Scan the entries below. List each line with "rotate".

### Available records

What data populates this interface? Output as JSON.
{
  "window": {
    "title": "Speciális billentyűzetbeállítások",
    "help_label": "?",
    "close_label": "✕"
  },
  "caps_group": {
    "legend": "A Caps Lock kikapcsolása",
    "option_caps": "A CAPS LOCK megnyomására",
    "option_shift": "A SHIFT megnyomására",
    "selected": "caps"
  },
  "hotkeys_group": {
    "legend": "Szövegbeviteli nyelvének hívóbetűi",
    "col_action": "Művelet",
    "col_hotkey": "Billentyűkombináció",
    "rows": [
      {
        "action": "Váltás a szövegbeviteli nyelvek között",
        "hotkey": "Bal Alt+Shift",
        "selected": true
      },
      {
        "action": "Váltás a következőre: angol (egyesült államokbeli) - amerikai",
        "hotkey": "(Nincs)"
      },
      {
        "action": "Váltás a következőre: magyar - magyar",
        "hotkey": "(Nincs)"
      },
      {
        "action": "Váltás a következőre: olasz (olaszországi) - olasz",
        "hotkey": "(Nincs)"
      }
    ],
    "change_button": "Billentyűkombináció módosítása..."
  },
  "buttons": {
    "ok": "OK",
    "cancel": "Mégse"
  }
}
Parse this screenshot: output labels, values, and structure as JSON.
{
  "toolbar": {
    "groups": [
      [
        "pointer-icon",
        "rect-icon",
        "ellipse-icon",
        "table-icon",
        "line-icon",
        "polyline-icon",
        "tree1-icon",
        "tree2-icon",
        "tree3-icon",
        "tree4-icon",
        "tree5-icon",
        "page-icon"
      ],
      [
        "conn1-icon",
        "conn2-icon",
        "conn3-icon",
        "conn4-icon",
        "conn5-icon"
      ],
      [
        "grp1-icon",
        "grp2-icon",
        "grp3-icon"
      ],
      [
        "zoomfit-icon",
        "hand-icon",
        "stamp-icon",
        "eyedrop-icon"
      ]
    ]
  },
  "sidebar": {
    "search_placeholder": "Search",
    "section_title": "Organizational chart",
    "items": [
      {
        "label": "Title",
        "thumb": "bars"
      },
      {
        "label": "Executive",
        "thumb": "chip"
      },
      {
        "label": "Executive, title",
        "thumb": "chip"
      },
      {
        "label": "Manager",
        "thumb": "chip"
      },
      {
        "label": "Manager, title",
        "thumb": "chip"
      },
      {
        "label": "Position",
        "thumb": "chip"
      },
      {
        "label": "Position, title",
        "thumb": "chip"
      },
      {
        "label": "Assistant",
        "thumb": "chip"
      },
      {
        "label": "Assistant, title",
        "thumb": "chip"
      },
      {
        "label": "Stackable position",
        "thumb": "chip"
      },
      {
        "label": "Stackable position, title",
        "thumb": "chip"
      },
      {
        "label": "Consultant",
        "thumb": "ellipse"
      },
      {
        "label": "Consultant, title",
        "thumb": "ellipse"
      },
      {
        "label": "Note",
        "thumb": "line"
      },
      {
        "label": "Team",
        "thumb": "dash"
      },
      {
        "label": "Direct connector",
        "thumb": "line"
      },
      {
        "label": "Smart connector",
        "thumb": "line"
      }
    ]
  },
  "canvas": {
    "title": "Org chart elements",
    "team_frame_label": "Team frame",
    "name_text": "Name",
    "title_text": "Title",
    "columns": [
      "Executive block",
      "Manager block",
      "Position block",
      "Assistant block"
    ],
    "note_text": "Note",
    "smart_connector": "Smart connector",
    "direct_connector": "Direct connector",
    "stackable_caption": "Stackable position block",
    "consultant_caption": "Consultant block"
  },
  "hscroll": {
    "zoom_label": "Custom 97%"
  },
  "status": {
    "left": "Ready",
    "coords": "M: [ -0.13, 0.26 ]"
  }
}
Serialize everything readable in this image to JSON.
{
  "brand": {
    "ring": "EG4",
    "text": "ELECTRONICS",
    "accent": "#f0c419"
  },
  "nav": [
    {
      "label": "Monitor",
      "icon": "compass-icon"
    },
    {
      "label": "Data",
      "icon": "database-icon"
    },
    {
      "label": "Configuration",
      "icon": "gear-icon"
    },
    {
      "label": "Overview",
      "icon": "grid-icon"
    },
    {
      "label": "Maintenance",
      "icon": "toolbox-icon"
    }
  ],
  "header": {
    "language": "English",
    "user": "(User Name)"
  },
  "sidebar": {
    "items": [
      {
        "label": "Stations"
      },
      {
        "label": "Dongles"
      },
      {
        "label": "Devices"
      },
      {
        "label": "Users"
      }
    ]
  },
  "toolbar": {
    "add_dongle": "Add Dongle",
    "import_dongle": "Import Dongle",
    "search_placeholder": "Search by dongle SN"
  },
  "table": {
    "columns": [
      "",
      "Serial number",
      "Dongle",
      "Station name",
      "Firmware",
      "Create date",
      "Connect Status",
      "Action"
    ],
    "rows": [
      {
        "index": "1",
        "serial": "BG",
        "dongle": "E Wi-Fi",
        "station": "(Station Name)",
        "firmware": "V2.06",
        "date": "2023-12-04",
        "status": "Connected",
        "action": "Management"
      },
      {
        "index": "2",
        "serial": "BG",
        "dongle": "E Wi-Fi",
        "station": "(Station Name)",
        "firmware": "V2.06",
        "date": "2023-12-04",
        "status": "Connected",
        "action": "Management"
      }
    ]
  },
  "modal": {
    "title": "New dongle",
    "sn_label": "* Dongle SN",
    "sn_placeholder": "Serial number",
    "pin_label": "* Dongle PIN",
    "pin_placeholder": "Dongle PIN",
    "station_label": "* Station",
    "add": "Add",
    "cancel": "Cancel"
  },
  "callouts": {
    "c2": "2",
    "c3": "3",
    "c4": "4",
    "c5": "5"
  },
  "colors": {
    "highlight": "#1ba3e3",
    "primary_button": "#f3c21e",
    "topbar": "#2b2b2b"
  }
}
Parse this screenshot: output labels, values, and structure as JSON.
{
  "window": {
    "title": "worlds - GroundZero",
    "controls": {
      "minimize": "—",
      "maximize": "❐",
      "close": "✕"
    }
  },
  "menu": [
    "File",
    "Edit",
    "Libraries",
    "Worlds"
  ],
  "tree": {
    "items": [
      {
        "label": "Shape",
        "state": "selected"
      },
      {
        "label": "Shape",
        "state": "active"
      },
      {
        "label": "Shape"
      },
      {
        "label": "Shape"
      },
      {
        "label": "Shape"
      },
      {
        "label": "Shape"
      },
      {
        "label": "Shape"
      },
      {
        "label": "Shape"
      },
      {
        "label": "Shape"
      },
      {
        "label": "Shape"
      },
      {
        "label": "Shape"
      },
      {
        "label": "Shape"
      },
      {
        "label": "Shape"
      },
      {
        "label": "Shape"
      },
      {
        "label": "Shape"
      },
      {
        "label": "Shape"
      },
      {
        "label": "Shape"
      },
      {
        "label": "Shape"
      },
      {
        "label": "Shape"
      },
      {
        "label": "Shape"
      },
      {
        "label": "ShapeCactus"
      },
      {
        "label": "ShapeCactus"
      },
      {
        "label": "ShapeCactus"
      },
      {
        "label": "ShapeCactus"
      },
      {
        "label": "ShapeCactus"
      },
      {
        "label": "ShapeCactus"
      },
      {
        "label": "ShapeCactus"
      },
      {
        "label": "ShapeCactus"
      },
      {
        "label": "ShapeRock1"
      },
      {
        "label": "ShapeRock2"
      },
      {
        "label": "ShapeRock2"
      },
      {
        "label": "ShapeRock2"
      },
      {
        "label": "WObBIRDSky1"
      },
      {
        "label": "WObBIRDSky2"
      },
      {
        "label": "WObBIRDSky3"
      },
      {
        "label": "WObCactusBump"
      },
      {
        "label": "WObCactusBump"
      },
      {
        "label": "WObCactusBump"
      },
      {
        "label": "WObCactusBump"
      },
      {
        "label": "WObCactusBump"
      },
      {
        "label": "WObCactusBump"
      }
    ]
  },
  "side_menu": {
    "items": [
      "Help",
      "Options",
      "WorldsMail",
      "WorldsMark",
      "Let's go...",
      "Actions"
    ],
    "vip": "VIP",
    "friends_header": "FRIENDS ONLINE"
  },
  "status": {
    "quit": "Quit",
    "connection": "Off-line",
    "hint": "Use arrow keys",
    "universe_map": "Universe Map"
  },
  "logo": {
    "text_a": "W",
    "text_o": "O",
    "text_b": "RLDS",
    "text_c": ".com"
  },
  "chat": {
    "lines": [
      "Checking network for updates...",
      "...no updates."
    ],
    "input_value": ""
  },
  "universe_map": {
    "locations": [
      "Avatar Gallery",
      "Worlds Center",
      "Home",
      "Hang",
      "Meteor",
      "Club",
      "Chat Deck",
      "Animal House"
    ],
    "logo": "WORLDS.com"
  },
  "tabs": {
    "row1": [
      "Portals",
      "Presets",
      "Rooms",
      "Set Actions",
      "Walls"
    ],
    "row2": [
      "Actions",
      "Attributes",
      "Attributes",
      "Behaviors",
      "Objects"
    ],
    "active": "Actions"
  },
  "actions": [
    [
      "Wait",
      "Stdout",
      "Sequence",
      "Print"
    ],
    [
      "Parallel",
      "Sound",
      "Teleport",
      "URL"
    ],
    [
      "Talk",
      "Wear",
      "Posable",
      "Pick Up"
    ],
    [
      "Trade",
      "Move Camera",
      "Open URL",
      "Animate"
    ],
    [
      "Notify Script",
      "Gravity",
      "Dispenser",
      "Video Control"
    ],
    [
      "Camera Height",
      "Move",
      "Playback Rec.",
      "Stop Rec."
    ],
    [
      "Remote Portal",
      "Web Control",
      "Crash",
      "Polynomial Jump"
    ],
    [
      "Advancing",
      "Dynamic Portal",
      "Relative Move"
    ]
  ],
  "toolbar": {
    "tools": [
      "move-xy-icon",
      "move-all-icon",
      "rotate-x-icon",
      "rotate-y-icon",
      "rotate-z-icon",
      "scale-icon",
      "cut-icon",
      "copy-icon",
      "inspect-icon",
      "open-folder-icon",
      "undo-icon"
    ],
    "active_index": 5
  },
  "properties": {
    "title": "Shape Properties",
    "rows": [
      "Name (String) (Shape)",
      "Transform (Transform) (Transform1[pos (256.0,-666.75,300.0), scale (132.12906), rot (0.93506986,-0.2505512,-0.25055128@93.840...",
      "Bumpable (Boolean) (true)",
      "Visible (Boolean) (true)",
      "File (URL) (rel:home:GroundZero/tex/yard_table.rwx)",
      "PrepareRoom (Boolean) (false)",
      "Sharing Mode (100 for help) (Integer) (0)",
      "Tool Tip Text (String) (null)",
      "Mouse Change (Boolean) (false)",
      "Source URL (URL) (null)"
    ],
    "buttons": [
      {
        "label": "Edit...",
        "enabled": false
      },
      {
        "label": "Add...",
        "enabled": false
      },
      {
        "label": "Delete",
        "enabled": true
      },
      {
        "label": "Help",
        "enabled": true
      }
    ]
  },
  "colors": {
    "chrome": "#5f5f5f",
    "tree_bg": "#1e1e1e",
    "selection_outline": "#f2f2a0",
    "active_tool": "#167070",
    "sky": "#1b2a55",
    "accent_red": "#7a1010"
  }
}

######

## Answer below
      "rotate-x-icon",
      "rotate-y-icon",
      "rotate-z-icon",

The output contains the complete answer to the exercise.